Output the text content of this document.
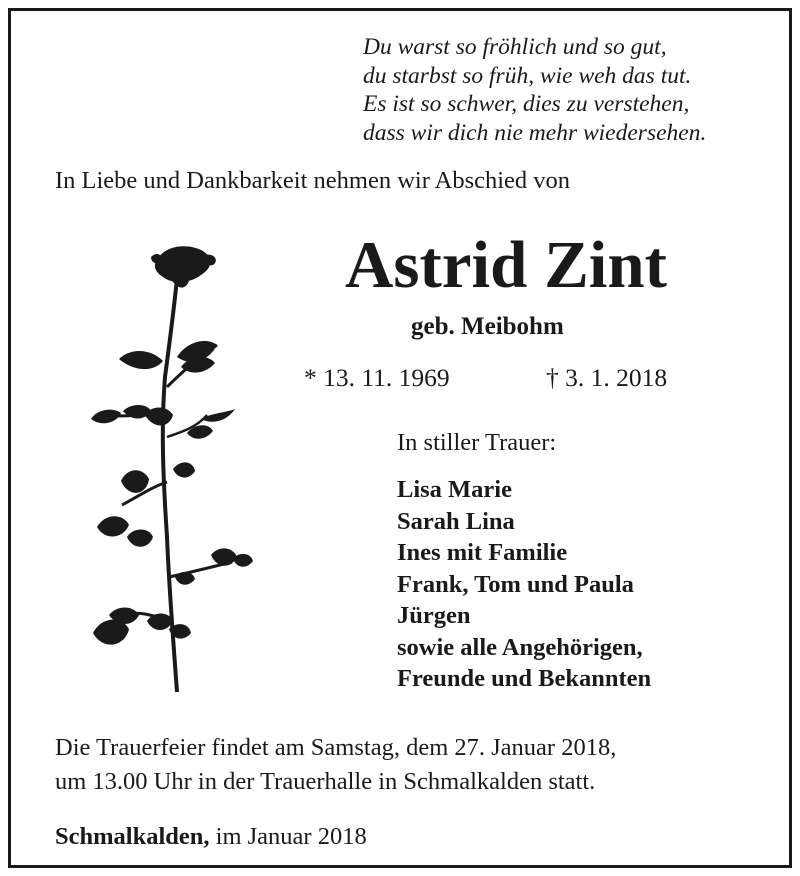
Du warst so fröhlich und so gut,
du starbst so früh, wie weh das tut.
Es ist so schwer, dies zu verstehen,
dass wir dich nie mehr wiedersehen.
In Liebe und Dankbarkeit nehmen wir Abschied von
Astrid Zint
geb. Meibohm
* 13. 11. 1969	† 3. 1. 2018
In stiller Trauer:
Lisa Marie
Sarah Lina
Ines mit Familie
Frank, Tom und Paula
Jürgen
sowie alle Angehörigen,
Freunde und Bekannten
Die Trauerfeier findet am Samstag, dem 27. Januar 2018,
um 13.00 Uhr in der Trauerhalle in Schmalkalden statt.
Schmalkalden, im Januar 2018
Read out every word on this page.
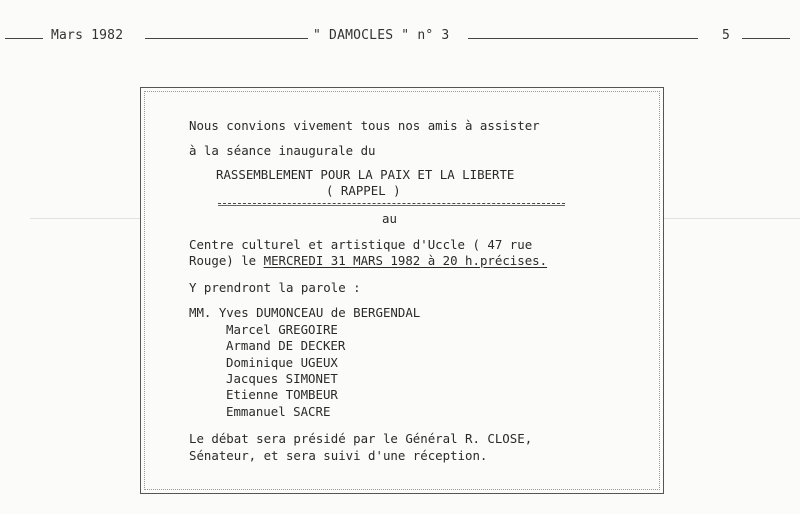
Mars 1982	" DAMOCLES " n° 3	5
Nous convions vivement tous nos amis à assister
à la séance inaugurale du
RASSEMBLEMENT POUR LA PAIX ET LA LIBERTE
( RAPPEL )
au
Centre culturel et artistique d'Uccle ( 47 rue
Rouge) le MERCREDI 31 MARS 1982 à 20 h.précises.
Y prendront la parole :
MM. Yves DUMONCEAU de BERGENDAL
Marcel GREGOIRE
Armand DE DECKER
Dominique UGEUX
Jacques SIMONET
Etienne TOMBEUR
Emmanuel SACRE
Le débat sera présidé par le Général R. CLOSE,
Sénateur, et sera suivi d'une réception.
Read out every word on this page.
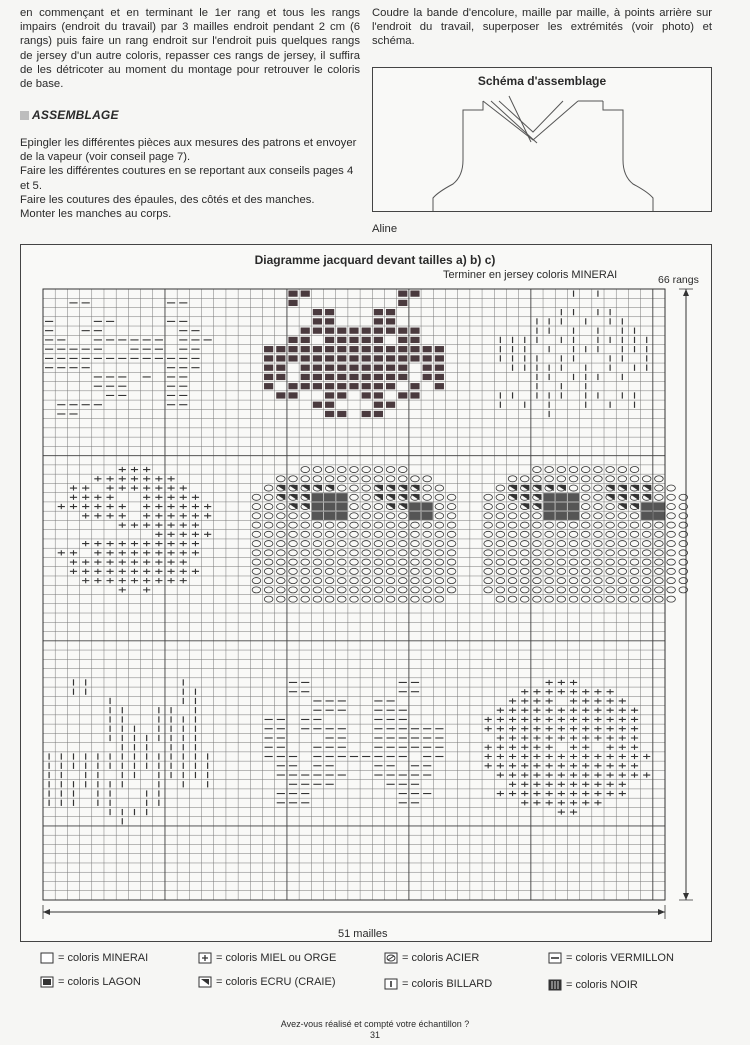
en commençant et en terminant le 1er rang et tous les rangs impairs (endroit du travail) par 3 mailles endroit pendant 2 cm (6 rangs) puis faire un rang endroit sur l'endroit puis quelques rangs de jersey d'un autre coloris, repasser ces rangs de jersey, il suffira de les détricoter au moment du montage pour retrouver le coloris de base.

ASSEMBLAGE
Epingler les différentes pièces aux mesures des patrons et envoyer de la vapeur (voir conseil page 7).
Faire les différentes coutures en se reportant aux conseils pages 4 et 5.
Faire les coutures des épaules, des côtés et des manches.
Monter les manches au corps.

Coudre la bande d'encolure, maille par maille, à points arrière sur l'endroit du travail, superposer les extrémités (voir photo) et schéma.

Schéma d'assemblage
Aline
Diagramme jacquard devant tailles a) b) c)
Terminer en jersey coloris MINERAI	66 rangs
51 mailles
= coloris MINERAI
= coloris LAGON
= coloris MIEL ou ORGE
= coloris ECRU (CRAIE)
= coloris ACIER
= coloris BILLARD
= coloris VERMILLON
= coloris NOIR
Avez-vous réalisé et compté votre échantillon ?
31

****************

### Task brief:
Tally the lines of the records holding the word "mailles", then state only the tally.

### In response:
2